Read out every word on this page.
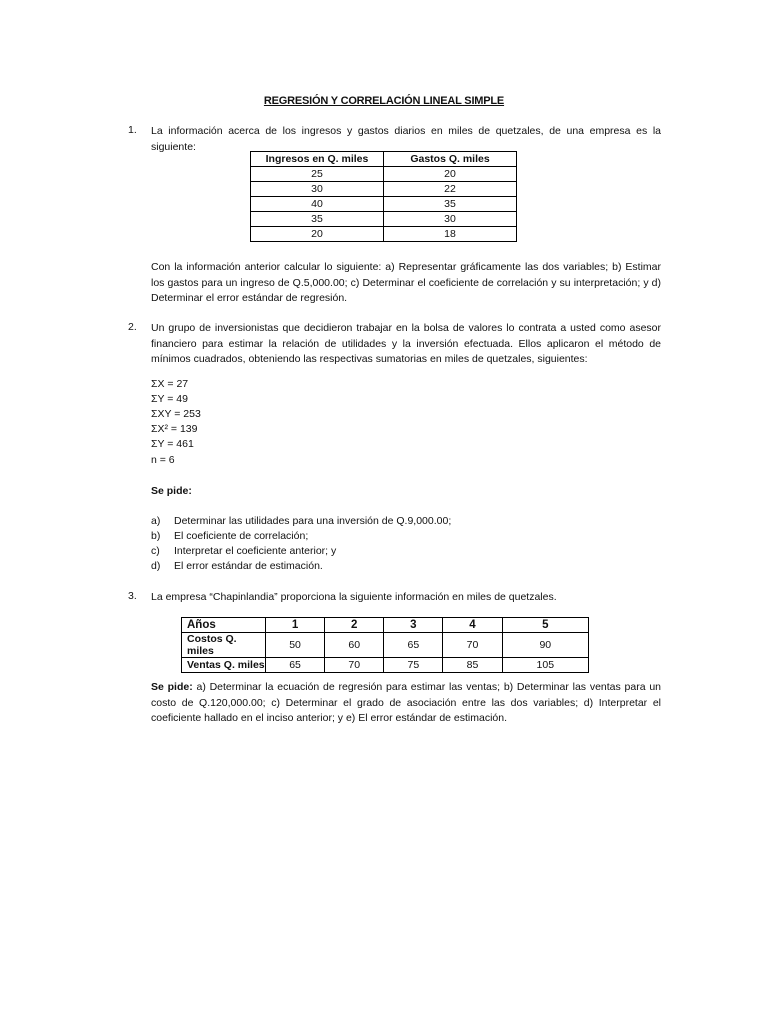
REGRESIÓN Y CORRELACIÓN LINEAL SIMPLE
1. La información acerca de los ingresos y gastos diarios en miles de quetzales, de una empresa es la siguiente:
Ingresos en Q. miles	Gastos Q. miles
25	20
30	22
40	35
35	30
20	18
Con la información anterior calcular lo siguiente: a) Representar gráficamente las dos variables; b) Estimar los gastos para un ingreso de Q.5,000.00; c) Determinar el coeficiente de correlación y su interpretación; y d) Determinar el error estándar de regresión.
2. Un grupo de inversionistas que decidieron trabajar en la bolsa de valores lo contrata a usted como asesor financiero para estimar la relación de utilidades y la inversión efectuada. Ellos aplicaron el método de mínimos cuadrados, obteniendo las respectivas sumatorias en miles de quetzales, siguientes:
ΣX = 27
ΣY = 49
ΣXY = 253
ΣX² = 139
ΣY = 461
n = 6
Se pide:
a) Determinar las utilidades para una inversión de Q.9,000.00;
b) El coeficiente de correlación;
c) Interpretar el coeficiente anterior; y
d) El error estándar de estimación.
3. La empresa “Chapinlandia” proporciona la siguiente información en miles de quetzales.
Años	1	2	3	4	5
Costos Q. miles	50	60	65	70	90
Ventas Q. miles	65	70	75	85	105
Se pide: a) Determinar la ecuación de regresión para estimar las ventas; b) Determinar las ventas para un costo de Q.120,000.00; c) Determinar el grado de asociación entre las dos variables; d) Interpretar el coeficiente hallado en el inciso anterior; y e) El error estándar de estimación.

· · · ·

» Exercise directions
Return the full material word for word. Do not include the pictures.

» Expected answer
Read out every word on this page.
REGRESIÓN Y CORRELACIÓN LINEAL SIMPLE
1. La información acerca de los ingresos y gastos diarios en miles de quetzales, de una empresa es la siguiente:
Ingresos en Q. miles	Gastos Q. miles
25	20
30	22
40	35
35	30
20	18
Con la información anterior calcular lo siguiente: a) Representar gráficamente las dos variables; b) Estimar los gastos para un ingreso de Q.5,000.00; c) Determinar el coeficiente de correlación y su interpretación; y d) Determinar el error estándar de regresión.
2. Un grupo de inversionistas que decidieron trabajar en la bolsa de valores lo contrata a usted como asesor financiero para estimar la relación de utilidades y la inversión efectuada. Ellos aplicaron el método de mínimos cuadrados, obteniendo las respectivas sumatorias en miles de quetzales, siguientes:
ΣX = 27
ΣY = 49
ΣXY = 253
ΣX² = 139
ΣY = 461
n = 6
Se pide:
a) Determinar las utilidades para una inversión de Q.9,000.00;
b) El coeficiente de correlación;
c) Interpretar el coeficiente anterior; y
d) El error estándar de estimación.
3. La empresa “Chapinlandia” proporciona la siguiente información en miles de quetzales.
Años	1	2	3	4	5
Costos Q. miles	50	60	65	70	90
Ventas Q. miles	65	70	75	85	105
Se pide: a) Determinar la ecuación de regresión para estimar las ventas; b) Determinar las ventas para un costo de Q.120,000.00; c) Determinar el grado de asociación entre las dos variables; d) Interpretar el coeficiente hallado en el inciso anterior; y e) El error estándar de estimación.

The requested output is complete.